** start Task inputs **

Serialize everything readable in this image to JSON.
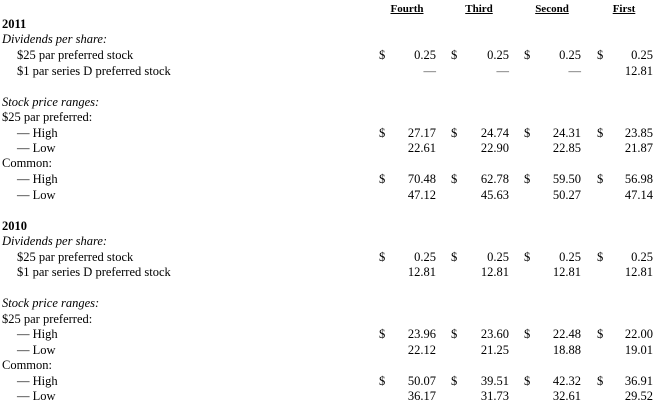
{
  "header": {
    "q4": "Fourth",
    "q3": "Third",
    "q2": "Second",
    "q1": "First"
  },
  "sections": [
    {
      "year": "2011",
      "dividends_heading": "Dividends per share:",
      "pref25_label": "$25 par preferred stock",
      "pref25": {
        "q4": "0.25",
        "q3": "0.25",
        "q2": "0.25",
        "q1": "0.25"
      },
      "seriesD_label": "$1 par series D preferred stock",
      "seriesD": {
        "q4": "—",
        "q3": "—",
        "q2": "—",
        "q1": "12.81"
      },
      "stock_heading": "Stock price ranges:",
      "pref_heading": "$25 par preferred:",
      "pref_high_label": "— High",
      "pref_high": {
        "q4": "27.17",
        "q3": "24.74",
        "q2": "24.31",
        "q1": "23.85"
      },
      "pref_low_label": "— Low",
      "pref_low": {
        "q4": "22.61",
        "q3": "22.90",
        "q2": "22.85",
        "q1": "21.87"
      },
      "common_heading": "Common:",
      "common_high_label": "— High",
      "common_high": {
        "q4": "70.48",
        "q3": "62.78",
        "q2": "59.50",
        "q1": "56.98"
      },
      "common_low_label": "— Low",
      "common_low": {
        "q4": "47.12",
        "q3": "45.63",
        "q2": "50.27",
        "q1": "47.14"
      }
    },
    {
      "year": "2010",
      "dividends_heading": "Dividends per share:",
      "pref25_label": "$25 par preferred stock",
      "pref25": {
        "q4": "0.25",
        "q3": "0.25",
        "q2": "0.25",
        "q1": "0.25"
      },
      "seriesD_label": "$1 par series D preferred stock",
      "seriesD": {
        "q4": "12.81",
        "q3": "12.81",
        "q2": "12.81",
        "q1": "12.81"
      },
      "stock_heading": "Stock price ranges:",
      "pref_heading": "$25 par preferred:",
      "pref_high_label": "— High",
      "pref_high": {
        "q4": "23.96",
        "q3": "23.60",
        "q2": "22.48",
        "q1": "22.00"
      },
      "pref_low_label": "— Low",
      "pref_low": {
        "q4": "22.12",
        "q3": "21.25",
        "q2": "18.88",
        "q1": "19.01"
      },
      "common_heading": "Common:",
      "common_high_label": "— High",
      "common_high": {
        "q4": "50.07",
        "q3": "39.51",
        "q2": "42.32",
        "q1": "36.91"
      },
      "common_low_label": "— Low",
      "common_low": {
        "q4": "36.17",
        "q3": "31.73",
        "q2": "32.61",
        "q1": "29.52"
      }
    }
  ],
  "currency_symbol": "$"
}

** end Task inputs **
** start Task inputs **

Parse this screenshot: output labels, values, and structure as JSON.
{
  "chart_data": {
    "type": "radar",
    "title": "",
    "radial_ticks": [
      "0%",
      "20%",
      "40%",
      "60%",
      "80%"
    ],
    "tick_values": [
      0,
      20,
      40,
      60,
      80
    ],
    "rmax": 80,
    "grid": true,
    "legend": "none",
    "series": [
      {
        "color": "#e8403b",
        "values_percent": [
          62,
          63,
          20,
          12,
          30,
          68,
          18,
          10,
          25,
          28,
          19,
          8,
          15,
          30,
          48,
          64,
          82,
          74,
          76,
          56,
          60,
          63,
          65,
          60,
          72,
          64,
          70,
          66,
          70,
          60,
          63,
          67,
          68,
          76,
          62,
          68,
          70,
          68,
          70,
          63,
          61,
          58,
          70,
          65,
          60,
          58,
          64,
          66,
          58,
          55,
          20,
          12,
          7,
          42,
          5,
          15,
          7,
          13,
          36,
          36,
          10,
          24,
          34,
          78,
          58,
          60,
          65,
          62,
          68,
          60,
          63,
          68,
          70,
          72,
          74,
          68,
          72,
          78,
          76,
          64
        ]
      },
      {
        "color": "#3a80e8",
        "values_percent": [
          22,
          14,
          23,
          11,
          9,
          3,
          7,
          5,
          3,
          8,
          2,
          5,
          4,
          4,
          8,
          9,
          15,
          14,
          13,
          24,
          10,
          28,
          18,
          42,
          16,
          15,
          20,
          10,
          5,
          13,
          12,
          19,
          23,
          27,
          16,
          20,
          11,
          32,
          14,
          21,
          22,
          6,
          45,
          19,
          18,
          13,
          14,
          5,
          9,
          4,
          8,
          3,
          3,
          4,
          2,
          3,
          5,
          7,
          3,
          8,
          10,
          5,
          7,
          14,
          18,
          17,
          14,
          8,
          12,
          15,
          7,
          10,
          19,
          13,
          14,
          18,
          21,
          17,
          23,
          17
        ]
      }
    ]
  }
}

** end Task inputs **

Check the records above line by line and tally those holding the string "this". Answer with the number only.

> Answer to the task:
2